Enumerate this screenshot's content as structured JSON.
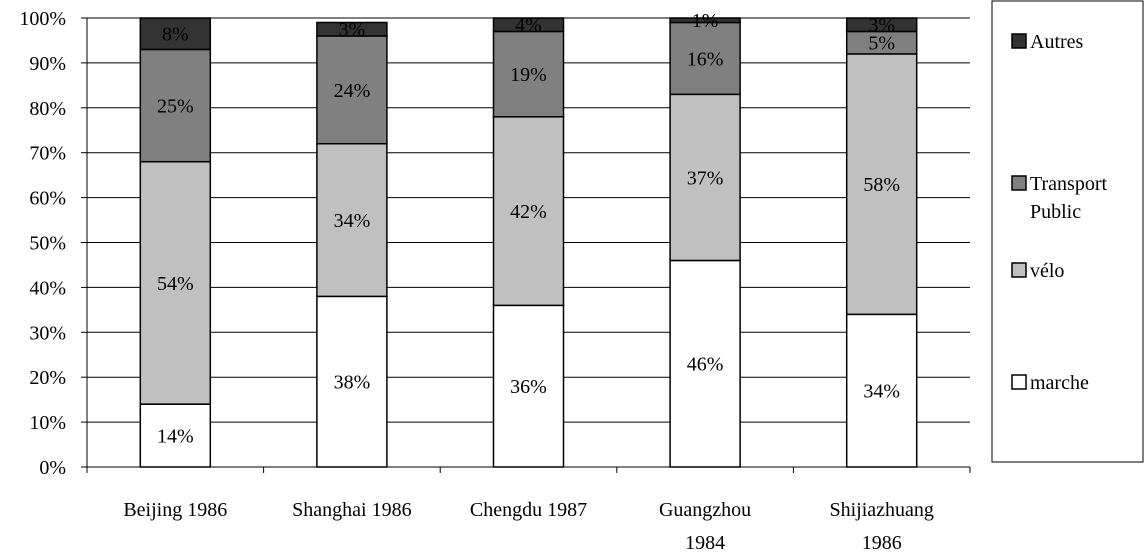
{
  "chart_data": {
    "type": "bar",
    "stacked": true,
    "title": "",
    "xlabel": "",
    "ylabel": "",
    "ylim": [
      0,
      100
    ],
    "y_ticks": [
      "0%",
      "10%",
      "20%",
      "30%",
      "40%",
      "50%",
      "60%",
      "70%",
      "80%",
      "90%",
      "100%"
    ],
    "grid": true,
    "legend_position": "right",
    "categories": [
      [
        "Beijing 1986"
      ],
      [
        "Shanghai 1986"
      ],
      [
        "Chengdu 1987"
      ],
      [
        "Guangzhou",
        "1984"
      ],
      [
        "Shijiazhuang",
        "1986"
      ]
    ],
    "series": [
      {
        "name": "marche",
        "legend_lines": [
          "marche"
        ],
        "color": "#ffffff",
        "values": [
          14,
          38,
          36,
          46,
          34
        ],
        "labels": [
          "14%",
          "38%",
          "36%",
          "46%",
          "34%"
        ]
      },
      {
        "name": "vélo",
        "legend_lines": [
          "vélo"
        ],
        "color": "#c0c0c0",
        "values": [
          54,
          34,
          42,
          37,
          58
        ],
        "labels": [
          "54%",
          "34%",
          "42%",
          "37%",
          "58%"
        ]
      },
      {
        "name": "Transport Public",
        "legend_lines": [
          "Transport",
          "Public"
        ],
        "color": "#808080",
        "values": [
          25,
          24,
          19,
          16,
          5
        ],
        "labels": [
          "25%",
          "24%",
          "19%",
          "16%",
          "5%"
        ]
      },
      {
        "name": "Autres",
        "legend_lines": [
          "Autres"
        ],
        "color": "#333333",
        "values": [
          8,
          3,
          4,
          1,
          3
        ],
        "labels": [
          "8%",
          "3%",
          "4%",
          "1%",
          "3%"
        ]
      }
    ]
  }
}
※
▶ _Problem to work on_: Restate the data above word for word. Do not include the images.

▶ _Expected output_:
Enumerate this screenshot's content as structured JSON.
{
  "chart_data": {
    "type": "bar",
    "stacked": true,
    "title": "",
    "xlabel": "",
    "ylabel": "",
    "ylim": [
      0,
      100
    ],
    "y_ticks": [
      "0%",
      "10%",
      "20%",
      "30%",
      "40%",
      "50%",
      "60%",
      "70%",
      "80%",
      "90%",
      "100%"
    ],
    "grid": true,
    "legend_position": "right",
    "categories": [
      [
        "Beijing 1986"
      ],
      [
        "Shanghai 1986"
      ],
      [
        "Chengdu 1987"
      ],
      [
        "Guangzhou",
        "1984"
      ],
      [
        "Shijiazhuang",
        "1986"
      ]
    ],
    "series": [
      {
        "name": "marche",
        "legend_lines": [
          "marche"
        ],
        "color": "#ffffff",
        "values": [
          14,
          38,
          36,
          46,
          34
        ],
        "labels": [
          "14%",
          "38%",
          "36%",
          "46%",
          "34%"
        ]
      },
      {
        "name": "vélo",
        "legend_lines": [
          "vélo"
        ],
        "color": "#c0c0c0",
        "values": [
          54,
          34,
          42,
          37,
          58
        ],
        "labels": [
          "54%",
          "34%",
          "42%",
          "37%",
          "58%"
        ]
      },
      {
        "name": "Transport Public",
        "legend_lines": [
          "Transport",
          "Public"
        ],
        "color": "#808080",
        "values": [
          25,
          24,
          19,
          16,
          5
        ],
        "labels": [
          "25%",
          "24%",
          "19%",
          "16%",
          "5%"
        ]
      },
      {
        "name": "Autres",
        "legend_lines": [
          "Autres"
        ],
        "color": "#333333",
        "values": [
          8,
          3,
          4,
          1,
          3
        ],
        "labels": [
          "8%",
          "3%",
          "4%",
          "1%",
          "3%"
        ]
      }
    ]
  }
}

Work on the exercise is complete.